:: Records supplied

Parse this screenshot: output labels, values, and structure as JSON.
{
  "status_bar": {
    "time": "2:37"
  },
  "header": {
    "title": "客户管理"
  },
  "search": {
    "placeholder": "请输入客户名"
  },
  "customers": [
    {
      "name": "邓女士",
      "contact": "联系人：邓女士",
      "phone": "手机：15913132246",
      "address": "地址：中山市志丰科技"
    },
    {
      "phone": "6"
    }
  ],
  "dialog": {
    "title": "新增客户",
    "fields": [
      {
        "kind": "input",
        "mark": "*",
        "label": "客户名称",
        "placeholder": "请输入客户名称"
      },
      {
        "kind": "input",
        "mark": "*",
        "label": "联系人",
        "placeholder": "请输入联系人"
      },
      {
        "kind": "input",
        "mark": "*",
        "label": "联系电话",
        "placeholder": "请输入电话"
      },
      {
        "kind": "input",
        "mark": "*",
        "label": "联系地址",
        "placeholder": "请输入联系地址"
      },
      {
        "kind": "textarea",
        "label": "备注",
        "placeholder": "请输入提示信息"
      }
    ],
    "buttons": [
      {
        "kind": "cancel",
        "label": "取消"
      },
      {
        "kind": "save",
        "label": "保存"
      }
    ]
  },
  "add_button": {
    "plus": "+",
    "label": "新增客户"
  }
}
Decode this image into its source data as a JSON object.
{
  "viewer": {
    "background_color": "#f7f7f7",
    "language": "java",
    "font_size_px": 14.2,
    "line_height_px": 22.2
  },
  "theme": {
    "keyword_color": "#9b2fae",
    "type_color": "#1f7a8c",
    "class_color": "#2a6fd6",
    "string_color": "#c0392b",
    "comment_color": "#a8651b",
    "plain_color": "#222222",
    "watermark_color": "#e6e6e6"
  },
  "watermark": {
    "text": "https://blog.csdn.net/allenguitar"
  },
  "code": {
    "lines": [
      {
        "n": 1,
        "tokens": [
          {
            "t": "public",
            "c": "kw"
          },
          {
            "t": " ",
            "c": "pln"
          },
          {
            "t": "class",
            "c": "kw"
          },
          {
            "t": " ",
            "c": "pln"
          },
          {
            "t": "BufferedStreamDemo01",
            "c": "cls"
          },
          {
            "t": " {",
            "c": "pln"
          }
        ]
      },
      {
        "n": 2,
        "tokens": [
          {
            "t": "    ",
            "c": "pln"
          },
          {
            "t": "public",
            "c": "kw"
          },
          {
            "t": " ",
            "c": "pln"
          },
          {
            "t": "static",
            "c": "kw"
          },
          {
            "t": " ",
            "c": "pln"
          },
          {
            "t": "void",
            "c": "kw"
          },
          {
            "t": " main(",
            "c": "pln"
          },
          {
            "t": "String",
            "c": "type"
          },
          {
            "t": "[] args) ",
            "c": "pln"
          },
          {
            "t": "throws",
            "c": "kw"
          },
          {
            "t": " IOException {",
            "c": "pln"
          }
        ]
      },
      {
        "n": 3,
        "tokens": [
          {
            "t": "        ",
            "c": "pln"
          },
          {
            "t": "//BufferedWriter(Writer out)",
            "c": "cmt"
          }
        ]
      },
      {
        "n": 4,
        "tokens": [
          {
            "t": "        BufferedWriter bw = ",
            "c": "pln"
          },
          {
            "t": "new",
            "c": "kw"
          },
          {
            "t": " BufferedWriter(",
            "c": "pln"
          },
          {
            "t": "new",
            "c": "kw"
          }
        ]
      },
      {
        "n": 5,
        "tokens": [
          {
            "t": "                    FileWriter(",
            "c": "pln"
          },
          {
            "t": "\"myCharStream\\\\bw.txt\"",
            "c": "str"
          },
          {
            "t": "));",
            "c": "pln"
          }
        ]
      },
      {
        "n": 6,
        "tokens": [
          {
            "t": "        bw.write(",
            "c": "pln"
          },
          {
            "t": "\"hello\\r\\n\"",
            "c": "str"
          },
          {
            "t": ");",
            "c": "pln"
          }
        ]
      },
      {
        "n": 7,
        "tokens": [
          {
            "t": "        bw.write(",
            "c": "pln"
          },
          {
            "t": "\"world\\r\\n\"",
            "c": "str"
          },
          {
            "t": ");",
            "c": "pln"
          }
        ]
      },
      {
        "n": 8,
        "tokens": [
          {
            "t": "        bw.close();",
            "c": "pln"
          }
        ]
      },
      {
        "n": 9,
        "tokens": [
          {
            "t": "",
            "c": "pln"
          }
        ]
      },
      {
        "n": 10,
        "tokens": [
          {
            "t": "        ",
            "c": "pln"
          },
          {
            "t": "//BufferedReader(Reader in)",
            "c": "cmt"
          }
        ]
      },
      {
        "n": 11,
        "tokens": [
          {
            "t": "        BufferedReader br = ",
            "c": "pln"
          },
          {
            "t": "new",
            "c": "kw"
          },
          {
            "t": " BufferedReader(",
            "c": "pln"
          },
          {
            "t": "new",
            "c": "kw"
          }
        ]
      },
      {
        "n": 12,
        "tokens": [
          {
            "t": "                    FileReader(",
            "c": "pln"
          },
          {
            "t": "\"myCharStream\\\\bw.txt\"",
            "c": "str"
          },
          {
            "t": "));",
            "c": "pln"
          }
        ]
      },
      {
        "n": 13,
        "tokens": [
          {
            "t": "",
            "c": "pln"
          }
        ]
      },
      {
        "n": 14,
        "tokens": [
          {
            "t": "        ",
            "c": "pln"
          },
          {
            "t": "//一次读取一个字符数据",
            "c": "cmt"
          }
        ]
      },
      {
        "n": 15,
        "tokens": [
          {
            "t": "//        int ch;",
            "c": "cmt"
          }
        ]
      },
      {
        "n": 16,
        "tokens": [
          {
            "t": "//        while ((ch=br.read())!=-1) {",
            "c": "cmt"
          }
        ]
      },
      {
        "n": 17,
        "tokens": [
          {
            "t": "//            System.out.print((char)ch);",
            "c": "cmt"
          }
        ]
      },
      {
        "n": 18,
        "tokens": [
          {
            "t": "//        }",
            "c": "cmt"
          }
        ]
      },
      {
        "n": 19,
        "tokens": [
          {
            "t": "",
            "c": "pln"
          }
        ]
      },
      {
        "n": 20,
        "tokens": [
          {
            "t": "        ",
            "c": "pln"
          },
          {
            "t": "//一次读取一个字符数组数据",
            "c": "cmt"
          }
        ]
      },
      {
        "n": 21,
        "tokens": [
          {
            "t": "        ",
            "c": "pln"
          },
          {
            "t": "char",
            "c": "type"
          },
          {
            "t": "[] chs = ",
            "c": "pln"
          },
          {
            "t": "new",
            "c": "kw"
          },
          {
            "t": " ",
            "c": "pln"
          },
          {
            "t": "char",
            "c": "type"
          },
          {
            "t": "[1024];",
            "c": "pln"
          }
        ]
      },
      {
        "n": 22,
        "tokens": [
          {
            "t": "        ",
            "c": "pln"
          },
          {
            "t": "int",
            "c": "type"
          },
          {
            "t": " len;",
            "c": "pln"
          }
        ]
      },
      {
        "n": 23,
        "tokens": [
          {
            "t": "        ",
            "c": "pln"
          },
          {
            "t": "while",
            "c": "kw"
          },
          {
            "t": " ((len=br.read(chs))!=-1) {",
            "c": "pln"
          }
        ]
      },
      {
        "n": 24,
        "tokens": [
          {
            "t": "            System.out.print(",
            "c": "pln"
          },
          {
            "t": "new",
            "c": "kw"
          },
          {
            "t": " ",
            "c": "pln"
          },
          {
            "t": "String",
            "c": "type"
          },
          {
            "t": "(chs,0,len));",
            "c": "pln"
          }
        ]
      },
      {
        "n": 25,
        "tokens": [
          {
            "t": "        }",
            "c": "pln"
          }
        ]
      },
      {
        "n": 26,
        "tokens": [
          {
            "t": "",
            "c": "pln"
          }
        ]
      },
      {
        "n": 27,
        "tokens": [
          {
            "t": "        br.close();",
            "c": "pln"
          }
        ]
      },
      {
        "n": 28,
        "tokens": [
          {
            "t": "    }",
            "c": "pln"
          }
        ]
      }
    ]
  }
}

::::

Which lines hold the word "print"? Copy all of them.

Final result:
            "t": "//            System.out.print((char)ch);",
            "t": "            System.out.print(",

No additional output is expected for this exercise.